**Written task**
Pull each line holding "JSON" out of the entries below.

== == ==

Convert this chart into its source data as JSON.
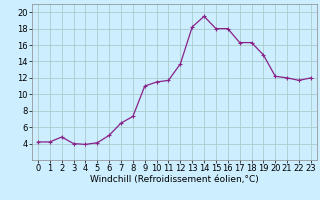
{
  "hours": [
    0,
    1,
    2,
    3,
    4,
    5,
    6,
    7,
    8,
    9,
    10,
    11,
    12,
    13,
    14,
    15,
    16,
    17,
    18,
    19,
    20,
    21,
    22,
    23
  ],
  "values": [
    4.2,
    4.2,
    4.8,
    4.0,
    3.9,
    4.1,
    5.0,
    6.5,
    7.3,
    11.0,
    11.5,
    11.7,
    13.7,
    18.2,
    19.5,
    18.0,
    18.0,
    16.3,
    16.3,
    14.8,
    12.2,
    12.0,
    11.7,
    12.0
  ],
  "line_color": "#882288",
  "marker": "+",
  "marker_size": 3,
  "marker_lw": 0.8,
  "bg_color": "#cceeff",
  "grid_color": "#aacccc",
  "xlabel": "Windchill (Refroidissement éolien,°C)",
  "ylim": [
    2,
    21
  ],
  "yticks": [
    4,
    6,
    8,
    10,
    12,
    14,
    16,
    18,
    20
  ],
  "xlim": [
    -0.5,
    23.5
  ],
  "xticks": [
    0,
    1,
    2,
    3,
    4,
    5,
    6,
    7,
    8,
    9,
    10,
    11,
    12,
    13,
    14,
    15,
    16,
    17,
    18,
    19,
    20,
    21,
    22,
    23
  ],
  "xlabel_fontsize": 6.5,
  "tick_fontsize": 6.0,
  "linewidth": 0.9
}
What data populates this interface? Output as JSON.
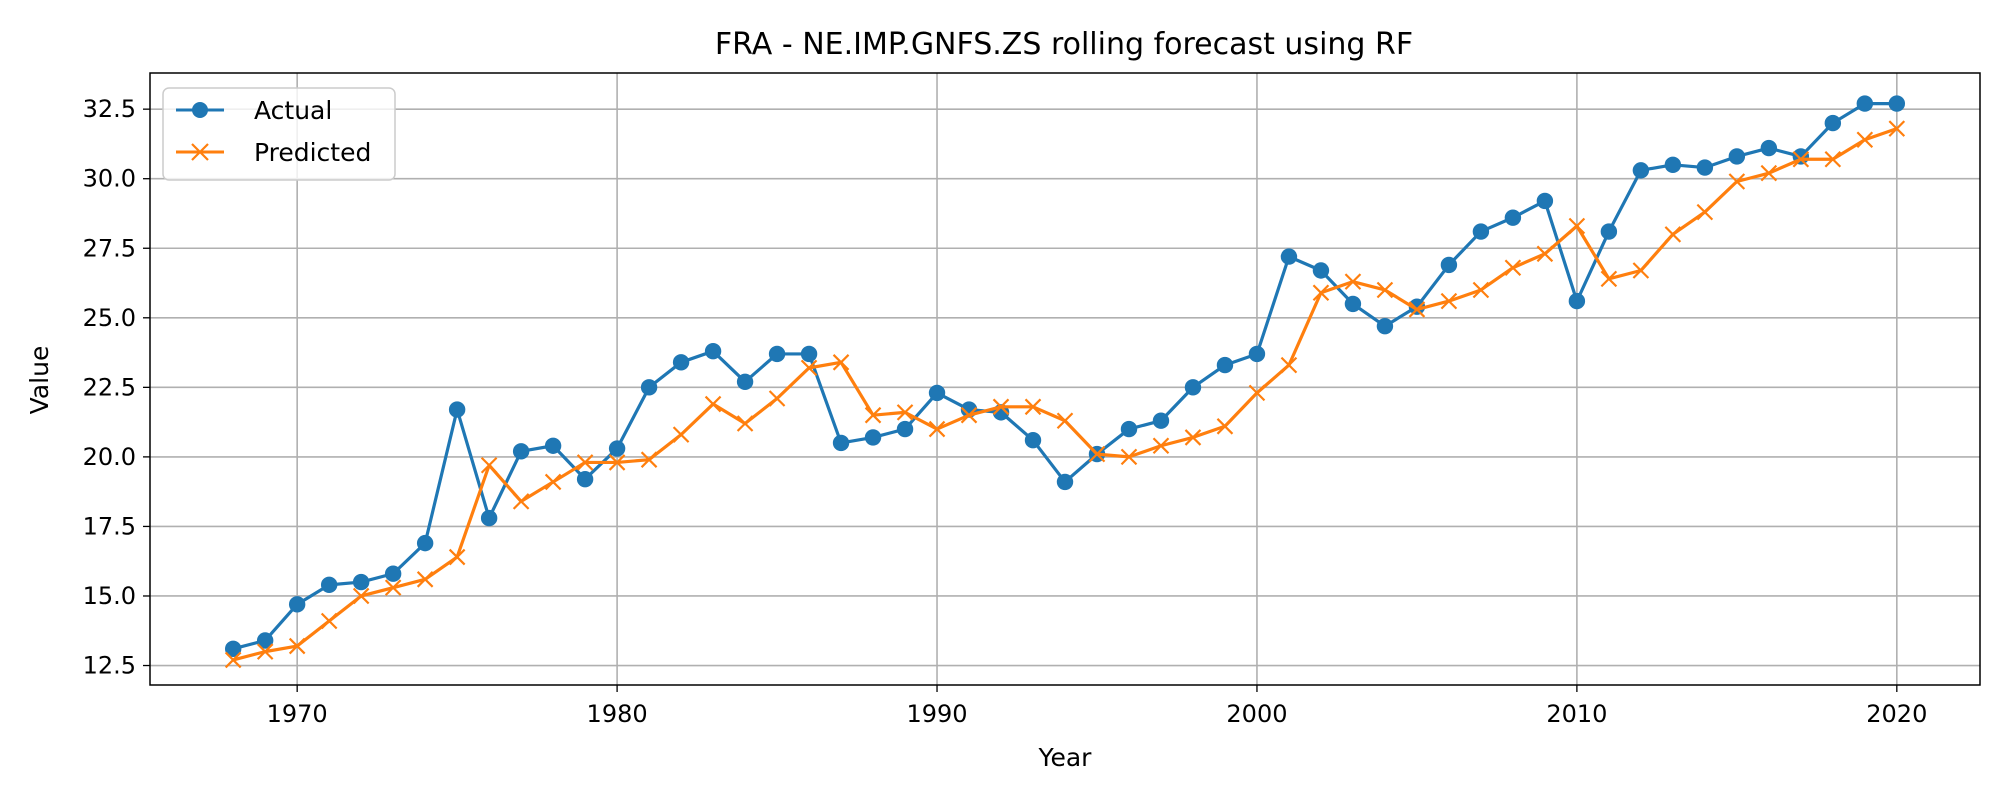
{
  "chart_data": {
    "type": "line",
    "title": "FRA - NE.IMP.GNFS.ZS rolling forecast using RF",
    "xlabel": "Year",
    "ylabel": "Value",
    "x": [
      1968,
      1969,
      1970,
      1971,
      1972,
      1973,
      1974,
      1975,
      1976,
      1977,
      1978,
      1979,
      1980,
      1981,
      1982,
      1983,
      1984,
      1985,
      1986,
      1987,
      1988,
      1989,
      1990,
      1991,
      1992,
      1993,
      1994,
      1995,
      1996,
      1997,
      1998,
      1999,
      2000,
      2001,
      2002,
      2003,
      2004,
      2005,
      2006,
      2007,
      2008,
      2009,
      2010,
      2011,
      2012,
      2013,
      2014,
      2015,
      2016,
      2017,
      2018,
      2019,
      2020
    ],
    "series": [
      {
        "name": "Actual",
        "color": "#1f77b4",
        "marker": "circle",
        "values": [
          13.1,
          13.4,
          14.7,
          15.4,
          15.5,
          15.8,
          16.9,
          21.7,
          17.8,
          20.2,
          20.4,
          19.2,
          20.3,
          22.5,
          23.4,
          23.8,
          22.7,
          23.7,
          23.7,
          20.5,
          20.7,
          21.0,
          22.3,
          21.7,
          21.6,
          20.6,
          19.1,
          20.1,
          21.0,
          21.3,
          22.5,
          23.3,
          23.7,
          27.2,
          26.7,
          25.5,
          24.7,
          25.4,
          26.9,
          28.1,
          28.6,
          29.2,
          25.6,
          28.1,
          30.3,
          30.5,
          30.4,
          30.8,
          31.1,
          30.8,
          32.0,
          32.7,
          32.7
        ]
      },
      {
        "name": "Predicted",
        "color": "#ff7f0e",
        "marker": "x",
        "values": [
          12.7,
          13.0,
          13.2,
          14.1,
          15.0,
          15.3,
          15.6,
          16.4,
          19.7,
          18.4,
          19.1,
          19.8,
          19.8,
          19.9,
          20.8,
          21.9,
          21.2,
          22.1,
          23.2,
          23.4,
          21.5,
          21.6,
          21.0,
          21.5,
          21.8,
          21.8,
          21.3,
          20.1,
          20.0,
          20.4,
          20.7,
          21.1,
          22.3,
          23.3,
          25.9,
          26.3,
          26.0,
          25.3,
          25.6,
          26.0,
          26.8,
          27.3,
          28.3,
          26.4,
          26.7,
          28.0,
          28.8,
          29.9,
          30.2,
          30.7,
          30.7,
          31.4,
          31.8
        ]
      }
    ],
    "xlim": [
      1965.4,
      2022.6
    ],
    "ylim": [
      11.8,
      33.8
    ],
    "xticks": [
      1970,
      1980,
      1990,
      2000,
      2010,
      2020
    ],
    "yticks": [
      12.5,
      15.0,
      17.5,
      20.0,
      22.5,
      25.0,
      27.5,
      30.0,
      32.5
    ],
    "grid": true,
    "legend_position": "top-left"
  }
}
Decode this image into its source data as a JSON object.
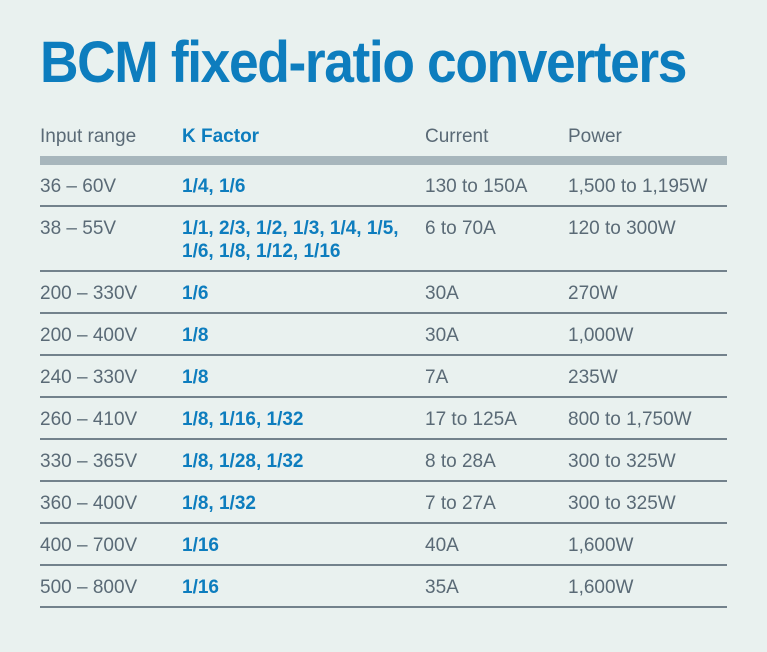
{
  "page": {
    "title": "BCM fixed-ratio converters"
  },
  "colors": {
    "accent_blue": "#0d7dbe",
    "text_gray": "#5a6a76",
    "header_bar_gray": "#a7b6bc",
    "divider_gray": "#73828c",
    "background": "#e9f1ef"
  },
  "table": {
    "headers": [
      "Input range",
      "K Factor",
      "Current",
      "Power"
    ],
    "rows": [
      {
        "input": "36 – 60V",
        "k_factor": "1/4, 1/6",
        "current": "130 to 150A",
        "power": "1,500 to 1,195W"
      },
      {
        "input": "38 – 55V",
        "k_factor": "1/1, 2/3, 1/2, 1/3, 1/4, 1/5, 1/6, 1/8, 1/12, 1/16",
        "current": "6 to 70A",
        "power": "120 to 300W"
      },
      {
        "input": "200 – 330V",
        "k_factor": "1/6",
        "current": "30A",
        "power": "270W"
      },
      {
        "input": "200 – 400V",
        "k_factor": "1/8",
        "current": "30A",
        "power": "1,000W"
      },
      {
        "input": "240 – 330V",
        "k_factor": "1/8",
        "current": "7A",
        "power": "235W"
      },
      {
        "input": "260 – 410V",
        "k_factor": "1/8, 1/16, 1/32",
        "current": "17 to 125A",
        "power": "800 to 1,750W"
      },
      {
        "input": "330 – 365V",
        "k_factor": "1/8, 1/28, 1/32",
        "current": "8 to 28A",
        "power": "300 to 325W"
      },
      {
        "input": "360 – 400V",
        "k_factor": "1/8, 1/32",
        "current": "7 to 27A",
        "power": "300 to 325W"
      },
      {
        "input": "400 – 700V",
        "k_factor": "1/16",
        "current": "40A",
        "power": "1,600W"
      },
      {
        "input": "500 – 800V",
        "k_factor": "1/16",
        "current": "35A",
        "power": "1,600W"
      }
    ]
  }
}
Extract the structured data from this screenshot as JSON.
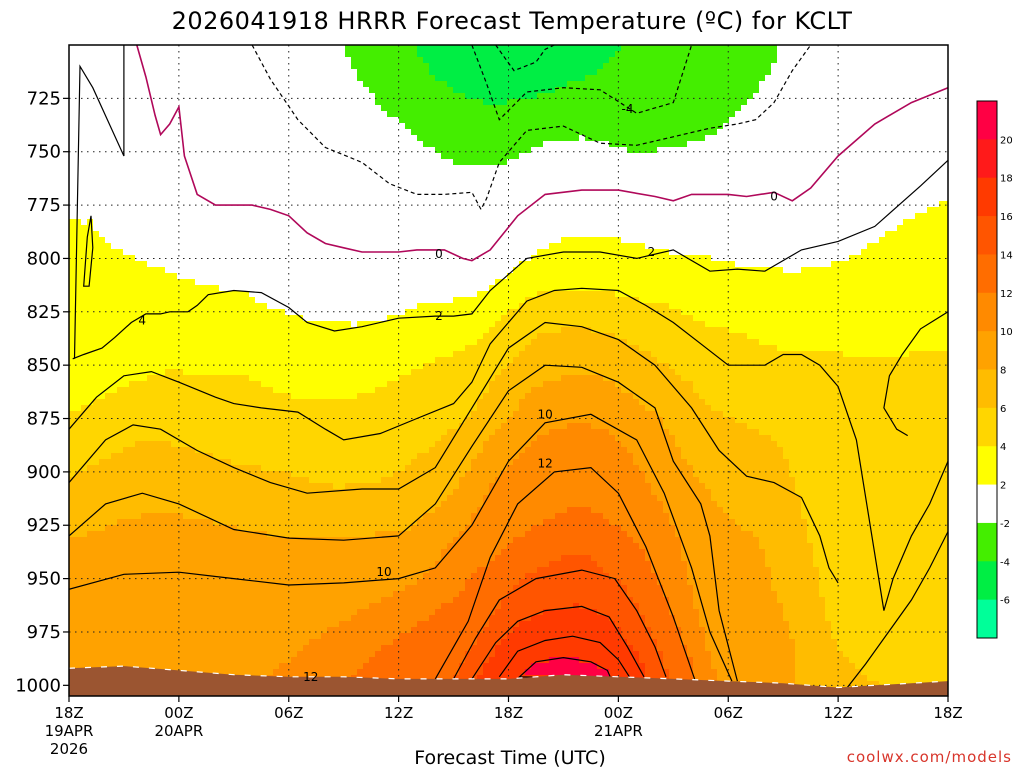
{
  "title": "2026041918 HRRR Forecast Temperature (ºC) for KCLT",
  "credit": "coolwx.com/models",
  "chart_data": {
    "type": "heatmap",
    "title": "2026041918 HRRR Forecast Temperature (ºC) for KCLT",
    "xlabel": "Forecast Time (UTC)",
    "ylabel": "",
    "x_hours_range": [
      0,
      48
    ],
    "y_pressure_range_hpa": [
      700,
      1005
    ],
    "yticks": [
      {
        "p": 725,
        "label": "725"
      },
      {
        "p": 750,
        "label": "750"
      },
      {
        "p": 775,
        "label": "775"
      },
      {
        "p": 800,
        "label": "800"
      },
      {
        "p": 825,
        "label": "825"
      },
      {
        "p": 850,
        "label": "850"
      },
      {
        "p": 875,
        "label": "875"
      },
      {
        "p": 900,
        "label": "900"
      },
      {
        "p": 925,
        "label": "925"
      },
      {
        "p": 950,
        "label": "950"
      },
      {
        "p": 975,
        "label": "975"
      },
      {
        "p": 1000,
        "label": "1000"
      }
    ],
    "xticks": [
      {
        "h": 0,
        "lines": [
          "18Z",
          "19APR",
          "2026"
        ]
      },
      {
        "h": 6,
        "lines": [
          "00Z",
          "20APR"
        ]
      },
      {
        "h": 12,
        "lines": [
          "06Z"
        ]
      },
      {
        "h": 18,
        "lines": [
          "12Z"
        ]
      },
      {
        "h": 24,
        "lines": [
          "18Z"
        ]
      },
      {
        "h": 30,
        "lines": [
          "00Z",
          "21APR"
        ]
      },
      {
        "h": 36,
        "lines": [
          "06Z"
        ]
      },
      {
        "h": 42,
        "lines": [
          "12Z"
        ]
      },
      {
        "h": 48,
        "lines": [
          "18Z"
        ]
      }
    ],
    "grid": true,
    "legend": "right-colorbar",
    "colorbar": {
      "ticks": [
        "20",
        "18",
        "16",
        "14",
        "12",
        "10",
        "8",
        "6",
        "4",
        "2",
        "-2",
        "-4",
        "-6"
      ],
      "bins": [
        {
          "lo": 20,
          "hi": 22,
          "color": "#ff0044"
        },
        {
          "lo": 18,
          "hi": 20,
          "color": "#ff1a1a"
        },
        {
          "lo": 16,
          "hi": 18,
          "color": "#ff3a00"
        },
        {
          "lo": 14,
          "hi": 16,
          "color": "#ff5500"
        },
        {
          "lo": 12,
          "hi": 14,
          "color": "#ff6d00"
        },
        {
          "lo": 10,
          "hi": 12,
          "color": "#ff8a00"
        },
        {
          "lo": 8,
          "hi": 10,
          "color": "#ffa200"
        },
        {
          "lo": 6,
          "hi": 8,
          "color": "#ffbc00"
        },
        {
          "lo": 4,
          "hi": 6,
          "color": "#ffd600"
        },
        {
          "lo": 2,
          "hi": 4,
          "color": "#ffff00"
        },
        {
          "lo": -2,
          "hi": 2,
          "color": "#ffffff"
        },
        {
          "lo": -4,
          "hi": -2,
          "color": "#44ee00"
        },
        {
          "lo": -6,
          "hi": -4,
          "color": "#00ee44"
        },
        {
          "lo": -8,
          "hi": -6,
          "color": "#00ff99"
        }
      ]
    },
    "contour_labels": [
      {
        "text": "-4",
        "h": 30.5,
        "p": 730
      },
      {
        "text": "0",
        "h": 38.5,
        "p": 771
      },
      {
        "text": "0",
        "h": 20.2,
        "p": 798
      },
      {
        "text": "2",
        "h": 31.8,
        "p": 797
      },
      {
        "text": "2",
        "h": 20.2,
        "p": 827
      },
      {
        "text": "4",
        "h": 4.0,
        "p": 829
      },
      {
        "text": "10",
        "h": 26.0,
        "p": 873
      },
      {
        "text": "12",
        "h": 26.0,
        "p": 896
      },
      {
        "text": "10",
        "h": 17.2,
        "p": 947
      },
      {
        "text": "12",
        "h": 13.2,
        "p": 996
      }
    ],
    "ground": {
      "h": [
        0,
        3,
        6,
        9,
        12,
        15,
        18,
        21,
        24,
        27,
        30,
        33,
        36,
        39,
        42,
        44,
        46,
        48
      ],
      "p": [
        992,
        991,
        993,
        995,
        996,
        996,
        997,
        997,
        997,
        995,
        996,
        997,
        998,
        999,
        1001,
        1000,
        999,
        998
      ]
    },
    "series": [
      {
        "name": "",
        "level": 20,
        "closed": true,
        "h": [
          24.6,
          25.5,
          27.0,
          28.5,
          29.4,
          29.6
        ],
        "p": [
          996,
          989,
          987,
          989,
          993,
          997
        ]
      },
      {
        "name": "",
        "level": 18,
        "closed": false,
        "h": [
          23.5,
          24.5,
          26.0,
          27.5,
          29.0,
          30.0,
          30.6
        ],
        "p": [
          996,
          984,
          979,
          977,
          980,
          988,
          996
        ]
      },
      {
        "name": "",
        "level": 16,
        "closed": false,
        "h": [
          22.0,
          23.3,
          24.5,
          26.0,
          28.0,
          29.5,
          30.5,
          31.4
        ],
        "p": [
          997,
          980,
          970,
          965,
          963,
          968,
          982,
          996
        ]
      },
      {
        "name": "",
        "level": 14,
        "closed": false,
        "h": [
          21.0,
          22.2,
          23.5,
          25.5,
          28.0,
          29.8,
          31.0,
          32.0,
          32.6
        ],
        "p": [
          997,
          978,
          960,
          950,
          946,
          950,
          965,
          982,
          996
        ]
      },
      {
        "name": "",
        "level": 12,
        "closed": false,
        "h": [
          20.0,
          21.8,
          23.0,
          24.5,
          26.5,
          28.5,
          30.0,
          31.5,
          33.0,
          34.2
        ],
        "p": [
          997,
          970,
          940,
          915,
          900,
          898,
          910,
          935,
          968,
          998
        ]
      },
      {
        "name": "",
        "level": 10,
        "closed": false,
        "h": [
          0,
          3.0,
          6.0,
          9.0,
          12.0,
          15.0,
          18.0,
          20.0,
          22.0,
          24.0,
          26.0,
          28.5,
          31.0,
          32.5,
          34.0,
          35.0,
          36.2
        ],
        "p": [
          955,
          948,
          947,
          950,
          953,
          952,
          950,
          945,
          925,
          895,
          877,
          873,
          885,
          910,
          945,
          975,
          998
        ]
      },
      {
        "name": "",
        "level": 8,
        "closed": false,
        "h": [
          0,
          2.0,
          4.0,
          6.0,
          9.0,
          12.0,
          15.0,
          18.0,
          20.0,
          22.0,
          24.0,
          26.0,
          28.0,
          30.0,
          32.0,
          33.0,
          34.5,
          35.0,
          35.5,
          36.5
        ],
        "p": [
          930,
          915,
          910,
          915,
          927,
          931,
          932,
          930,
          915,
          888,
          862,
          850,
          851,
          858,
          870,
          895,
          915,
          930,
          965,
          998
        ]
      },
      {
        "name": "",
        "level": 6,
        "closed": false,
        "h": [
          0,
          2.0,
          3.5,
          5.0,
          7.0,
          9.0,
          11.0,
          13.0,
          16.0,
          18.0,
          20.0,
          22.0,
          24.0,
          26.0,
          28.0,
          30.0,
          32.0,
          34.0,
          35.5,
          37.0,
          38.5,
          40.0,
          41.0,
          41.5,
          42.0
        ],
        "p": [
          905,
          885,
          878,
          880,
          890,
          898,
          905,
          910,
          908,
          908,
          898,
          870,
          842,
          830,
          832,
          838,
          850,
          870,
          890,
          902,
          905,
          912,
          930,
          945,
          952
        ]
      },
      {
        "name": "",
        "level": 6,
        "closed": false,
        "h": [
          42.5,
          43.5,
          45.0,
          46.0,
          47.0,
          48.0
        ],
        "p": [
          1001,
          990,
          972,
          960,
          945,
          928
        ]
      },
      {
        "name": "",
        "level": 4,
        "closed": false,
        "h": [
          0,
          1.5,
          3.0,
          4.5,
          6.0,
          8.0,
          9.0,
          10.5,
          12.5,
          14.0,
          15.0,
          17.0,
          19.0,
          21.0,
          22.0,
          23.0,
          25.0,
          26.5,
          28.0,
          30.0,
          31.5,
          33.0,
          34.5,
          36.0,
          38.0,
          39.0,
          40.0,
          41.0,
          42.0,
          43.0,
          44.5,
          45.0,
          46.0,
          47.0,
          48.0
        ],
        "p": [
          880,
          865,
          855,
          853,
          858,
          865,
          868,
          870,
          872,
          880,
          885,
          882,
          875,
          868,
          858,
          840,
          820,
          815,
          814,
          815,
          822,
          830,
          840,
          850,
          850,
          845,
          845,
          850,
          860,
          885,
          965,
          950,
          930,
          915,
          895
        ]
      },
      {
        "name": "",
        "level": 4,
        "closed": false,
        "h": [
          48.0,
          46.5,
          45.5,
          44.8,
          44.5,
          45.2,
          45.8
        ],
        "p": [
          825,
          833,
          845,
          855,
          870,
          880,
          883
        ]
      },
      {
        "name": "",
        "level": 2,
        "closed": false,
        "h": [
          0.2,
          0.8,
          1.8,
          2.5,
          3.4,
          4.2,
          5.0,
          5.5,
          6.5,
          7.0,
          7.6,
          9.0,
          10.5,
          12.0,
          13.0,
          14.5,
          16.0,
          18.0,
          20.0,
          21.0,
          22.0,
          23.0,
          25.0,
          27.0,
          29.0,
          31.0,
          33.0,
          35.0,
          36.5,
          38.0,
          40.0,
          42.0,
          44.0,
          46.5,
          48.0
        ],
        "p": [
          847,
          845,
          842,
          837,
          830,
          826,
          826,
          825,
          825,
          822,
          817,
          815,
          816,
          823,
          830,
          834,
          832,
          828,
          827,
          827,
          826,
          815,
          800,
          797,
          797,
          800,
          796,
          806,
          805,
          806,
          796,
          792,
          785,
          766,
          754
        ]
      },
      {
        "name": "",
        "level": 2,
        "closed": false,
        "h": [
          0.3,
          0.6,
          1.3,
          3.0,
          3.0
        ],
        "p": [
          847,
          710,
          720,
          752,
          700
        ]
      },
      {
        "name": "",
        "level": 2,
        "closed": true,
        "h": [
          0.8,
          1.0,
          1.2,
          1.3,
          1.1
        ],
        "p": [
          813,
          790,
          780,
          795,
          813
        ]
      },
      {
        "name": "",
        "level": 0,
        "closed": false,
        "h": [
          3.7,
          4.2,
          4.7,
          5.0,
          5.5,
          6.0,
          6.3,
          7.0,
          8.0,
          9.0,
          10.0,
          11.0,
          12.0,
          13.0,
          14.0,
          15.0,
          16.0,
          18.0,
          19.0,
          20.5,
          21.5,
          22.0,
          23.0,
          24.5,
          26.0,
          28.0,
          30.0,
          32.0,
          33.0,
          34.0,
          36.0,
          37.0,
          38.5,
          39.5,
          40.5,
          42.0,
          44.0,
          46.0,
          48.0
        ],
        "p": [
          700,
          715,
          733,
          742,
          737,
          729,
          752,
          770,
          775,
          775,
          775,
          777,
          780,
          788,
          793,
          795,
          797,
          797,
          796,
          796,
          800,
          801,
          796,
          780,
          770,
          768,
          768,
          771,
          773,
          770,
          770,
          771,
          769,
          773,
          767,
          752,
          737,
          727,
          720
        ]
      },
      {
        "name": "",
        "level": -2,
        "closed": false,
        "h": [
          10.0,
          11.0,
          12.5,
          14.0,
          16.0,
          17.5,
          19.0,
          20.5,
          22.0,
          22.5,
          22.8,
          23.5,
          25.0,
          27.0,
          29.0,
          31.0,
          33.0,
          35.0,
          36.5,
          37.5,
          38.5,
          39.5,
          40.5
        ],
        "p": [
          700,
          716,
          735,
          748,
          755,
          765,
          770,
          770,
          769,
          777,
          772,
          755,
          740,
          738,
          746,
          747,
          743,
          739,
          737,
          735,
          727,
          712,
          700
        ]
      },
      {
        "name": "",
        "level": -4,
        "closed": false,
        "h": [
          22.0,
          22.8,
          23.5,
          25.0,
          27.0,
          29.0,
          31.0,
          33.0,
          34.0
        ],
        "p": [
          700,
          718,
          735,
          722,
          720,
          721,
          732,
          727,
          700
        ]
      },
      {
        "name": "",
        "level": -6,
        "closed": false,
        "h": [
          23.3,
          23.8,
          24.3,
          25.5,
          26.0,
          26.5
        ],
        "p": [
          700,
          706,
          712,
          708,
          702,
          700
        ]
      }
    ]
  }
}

== == ==

**Response**
Convert this chart into its source data as JSON.
What data populates this interface? Output as JSON.
Decode this image into its source data as a JSON object.
Extract the structured data from this screenshot as JSON.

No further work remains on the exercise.